::: RAW RECORDS :::

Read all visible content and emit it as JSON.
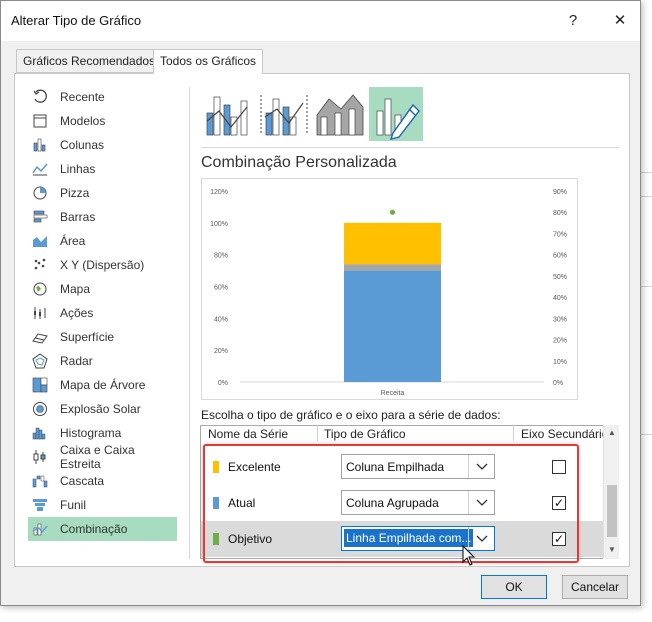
{
  "window": {
    "title": "Alterar Tipo de Gráfico",
    "help": "?",
    "close": "✕"
  },
  "tabs": [
    {
      "label": "Gráficos Recomendados"
    },
    {
      "label": "Todos os Gráficos"
    }
  ],
  "categories": [
    {
      "label": "Recente",
      "icon": "recent-icon"
    },
    {
      "label": "Modelos",
      "icon": "templates-icon"
    },
    {
      "label": "Colunas",
      "icon": "column-chart-icon"
    },
    {
      "label": "Linhas",
      "icon": "line-chart-icon"
    },
    {
      "label": "Pizza",
      "icon": "pie-chart-icon"
    },
    {
      "label": "Barras",
      "icon": "bar-chart-icon"
    },
    {
      "label": "Área",
      "icon": "area-chart-icon"
    },
    {
      "label": "X Y (Dispersão)",
      "icon": "scatter-chart-icon"
    },
    {
      "label": "Mapa",
      "icon": "map-chart-icon"
    },
    {
      "label": "Ações",
      "icon": "stock-chart-icon"
    },
    {
      "label": "Superfície",
      "icon": "surface-chart-icon"
    },
    {
      "label": "Radar",
      "icon": "radar-chart-icon"
    },
    {
      "label": "Mapa de Árvore",
      "icon": "treemap-chart-icon"
    },
    {
      "label": "Explosão Solar",
      "icon": "sunburst-chart-icon"
    },
    {
      "label": "Histograma",
      "icon": "histogram-chart-icon"
    },
    {
      "label": "Caixa e Caixa Estreita",
      "icon": "box-whisker-chart-icon"
    },
    {
      "label": "Cascata",
      "icon": "waterfall-chart-icon"
    },
    {
      "label": "Funil",
      "icon": "funnel-chart-icon"
    },
    {
      "label": "Combinação",
      "icon": "combo-chart-icon",
      "selected": true
    }
  ],
  "subtypes": [
    "clustered-column-line-icon",
    "clustered-column-line-secondary-icon",
    "stacked-area-clustered-column-icon",
    "custom-combination-icon"
  ],
  "heading": "Combinação Personalizada",
  "chart_data": {
    "type": "bar",
    "categories": [
      "Receita"
    ],
    "series": [
      {
        "name": "Atual",
        "values": [
          70
        ],
        "color": "#5b9bd5",
        "kind": "stacked-column"
      },
      {
        "name": "Objetivo",
        "values": [
          4
        ],
        "color": "#a5a5a5",
        "kind": "stacked-column"
      },
      {
        "name": "Excelente",
        "values": [
          26
        ],
        "color": "#ffc000",
        "kind": "stacked-column"
      },
      {
        "name": "Objetivo-point",
        "values": [
          80
        ],
        "color": "#70ad47",
        "kind": "line-marker",
        "axis": "secondary"
      }
    ],
    "y_ticks": [
      "0%",
      "20%",
      "40%",
      "60%",
      "80%",
      "100%",
      "120%"
    ],
    "y2_ticks": [
      "0%",
      "10%",
      "20%",
      "30%",
      "40%",
      "50%",
      "60%",
      "70%",
      "80%",
      "90%"
    ],
    "ylim": [
      0,
      120
    ],
    "y2lim": [
      0,
      90
    ],
    "grid": false
  },
  "instruction": "Escolha o tipo de gráfico e o eixo para a série de dados:",
  "grid_headers": {
    "name": "Nome da Série",
    "type": "Tipo de Gráfico",
    "axis": "Eixo Secundário"
  },
  "series_rows": [
    {
      "name": "Excelente",
      "color": "#ffc000",
      "type": "Coluna Empilhada",
      "secondary": ""
    },
    {
      "name": "Atual",
      "color": "#5b9bd5",
      "type": "Coluna Agrupada",
      "secondary": "✓"
    },
    {
      "name": "Objetivo",
      "color": "#70ad47",
      "type": "Linha Empilhada com...",
      "secondary": "✓"
    }
  ],
  "buttons": {
    "ok": "OK",
    "cancel": "Cancelar"
  }
}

:::

_TASK DESCRIPTION_
Determine the number of lines containing "name". Write only that number.

_RESPONSE BELOW_
8